## OBJETIVO 1
Segundo o texto de leitura, que moção pretende o líder do PS-Madeira defender ao regressar ao parlamento madeirense?

## TEXTO DE LEITURA
_ _ _ _
E nesta situação se encontrava até ao final da semana passada, quando foi  tornado público que pretendia regressar ao parlamento madeirense para, enquanto líder do PS-Madeira, defender a moção de censura que este apresentou ao Governo Regional. Ao Público  justificou este regresso ao Funchal para estar "onde acrescenta mais valor na defesa dos interesses madeirenses" - as prioridades politicas mudaram, é legitimo. O que é de legitimidade duvidosa é, no seu retorno à Madeira, não renunciar ao seu mandato na Assembleia da República, optando antes por apenas pedir sua suspensão - deixando assim aberta a possibilidade de, caso volte a mudar de prioridades, caso volte a achar que "acrescenta mais valor" em São Bento, regressar ao parlamento nacional.

acrescenta.png

 

 

A Assembleia da República não é uma espécie de ATL, não é um mero cargo onde os eleitos vêm ocupar o tempo livre e ganhar  gravitas  e experiência (ou ensinamentos e contactos, como  advogava outro candidato a deputado que nunca chegou a tomar posse devido ao regresso de Jorge Gomes ao parlamento) enquanto aguardam pelo melhor momento para um regresso ao seu palco político de predileção; o mandato no parlamento nacional (ou nos parlamento regionais) não é um posto de que se pode sair e entrar (e possivelmente voltar a entrar e a sair) quando politicamente dá jeito. Nada contra o Carlos Pereira pessoalmente, mas este tipo de mentalidade de quem trata o lugar na Assembleia da República como se fosse algo descartável que lhe tivesse saído na lotaria não é o mais condigno. Se deseja regressar à política regional e exercer o mandato para o qual foi legitimamente eleito, e que se encontrava suspenso, tal escolha devia implicar uma renúncia ao mandato nacional - e não uma mera suspensão, um "pode ser que volte outra vez, logo se vê".
_ _ _ _
## OBJETIVO 2
Expresse como lista JSON de strings as linhas da listagem, desde o início até à linha que contém "svg-text:2L:96999500: 2L:96999500 [222, 3, 350, 28]", inclusive. Deve haver uma string por linha, sem linhas em branco.

(Itens de uma fonte de dados)
_ _ _ _
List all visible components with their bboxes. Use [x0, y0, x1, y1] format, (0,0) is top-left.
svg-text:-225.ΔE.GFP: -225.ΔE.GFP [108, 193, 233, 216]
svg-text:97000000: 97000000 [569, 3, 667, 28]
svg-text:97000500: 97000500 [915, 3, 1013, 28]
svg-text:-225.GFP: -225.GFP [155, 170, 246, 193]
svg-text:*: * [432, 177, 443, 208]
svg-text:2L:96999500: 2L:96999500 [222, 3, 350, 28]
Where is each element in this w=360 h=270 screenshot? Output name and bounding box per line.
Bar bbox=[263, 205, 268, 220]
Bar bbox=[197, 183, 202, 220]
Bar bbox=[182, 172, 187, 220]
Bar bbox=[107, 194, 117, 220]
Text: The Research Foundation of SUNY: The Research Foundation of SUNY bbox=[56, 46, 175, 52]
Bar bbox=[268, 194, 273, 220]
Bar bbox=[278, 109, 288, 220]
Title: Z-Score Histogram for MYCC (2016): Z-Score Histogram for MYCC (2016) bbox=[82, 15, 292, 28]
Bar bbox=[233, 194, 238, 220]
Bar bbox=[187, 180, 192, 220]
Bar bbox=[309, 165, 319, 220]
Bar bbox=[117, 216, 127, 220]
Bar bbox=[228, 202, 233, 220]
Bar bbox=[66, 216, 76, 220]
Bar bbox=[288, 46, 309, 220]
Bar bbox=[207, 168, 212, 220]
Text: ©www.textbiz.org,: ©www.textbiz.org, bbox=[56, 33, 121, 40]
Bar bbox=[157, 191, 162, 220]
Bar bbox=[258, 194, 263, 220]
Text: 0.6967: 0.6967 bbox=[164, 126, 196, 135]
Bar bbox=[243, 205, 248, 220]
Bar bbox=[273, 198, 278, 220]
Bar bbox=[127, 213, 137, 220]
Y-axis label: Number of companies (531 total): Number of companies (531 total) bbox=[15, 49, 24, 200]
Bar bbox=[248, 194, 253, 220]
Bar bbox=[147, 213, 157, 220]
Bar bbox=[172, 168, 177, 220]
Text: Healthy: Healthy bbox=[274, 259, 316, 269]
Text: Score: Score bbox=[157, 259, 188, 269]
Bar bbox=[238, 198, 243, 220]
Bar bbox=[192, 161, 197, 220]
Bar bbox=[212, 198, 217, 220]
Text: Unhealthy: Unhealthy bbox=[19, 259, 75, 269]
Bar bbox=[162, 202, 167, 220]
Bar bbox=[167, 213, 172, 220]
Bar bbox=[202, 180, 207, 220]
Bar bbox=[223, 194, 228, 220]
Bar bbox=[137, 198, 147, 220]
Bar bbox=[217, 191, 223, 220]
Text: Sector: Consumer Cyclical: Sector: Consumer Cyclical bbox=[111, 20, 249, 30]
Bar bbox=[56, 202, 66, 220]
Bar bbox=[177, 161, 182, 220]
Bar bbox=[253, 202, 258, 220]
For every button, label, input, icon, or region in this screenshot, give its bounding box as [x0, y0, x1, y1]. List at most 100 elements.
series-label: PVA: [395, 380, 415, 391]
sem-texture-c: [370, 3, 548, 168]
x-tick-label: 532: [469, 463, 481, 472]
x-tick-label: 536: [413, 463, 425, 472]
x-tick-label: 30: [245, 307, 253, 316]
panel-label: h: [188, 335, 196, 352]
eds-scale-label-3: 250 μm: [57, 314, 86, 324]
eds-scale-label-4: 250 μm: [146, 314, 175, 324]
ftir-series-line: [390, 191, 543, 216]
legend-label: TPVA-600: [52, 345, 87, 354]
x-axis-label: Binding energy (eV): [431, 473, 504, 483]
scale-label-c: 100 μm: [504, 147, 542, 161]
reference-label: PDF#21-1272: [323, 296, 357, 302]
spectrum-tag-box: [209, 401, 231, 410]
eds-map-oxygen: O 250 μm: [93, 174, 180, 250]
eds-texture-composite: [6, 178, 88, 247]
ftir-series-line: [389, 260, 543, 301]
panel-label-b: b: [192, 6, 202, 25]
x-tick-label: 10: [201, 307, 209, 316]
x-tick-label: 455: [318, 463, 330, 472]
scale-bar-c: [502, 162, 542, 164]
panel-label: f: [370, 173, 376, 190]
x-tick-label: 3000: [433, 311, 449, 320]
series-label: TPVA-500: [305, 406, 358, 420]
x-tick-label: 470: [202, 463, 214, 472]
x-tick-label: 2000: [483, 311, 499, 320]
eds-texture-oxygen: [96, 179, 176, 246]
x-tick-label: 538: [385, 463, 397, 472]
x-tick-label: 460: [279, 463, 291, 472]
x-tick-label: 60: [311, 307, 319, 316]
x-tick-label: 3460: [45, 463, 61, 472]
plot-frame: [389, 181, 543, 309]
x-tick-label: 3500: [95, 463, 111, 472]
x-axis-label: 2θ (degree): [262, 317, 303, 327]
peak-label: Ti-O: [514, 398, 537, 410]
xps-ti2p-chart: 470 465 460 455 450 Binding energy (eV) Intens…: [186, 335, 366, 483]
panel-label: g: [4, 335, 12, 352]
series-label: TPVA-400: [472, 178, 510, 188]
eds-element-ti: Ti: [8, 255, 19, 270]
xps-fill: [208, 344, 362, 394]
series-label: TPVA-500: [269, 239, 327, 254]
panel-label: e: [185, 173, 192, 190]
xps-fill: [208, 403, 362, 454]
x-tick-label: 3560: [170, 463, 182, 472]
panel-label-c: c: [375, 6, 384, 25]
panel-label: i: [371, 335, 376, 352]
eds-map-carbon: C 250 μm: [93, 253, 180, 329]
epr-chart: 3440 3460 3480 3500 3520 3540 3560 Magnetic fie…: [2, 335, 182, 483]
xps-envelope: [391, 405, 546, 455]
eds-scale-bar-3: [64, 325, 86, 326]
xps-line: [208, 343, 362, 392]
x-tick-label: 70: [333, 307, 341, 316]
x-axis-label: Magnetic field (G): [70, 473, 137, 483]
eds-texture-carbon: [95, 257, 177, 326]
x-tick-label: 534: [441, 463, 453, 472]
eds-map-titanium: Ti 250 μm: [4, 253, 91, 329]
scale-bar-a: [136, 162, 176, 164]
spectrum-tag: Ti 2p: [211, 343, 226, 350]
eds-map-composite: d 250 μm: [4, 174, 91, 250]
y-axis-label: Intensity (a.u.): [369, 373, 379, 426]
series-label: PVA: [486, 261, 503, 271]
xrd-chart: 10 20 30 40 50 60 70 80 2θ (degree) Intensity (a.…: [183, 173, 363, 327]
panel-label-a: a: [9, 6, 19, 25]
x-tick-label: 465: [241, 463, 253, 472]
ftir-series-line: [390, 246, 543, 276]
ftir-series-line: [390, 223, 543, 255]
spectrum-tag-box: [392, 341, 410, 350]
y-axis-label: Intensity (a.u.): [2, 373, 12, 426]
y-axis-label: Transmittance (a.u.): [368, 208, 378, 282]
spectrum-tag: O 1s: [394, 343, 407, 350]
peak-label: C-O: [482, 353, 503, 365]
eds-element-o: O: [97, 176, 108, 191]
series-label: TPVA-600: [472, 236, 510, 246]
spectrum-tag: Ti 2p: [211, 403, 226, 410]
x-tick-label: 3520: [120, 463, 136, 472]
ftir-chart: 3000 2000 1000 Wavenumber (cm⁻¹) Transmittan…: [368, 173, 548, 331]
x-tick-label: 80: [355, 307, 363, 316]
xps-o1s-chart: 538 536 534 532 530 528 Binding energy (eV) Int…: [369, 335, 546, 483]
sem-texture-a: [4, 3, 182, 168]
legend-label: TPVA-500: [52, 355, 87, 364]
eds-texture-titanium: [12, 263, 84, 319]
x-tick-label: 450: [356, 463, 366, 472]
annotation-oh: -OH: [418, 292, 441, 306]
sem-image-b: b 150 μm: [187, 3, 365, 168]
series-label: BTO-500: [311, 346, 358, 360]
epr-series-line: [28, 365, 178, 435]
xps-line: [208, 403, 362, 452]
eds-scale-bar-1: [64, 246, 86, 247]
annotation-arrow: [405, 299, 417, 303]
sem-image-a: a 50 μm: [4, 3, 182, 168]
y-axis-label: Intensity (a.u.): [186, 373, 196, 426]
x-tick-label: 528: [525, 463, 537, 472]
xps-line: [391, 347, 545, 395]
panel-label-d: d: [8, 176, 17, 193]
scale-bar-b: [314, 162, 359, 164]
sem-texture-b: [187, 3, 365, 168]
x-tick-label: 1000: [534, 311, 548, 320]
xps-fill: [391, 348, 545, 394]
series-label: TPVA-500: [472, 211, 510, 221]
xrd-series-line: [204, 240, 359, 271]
_ _ _ _
## RESULTADO 1
A moção de censura que o PS-Madeira apresentou ao Governo Regional.

## RESULTADO 2
[
  "List all visible components with their bboxes. Use [x0, y0, x1, y1] format, (0,0) is top-left.",
  "svg-text:-225.ΔE.GFP: -225.ΔE.GFP [108, 193, 233, 216]",
  "svg-text:97000000: 97000000 [569, 3, 667, 28]",
  "svg-text:97000500: 97000500 [915, 3, 1013, 28]",
  "svg-text:-225.GFP: -225.GFP [155, 170, 246, 193]",
  "svg-text:*: * [432, 177, 443, 208]",
  "svg-text:2L:96999500: 2L:96999500 [222, 3, 350, 28]"
]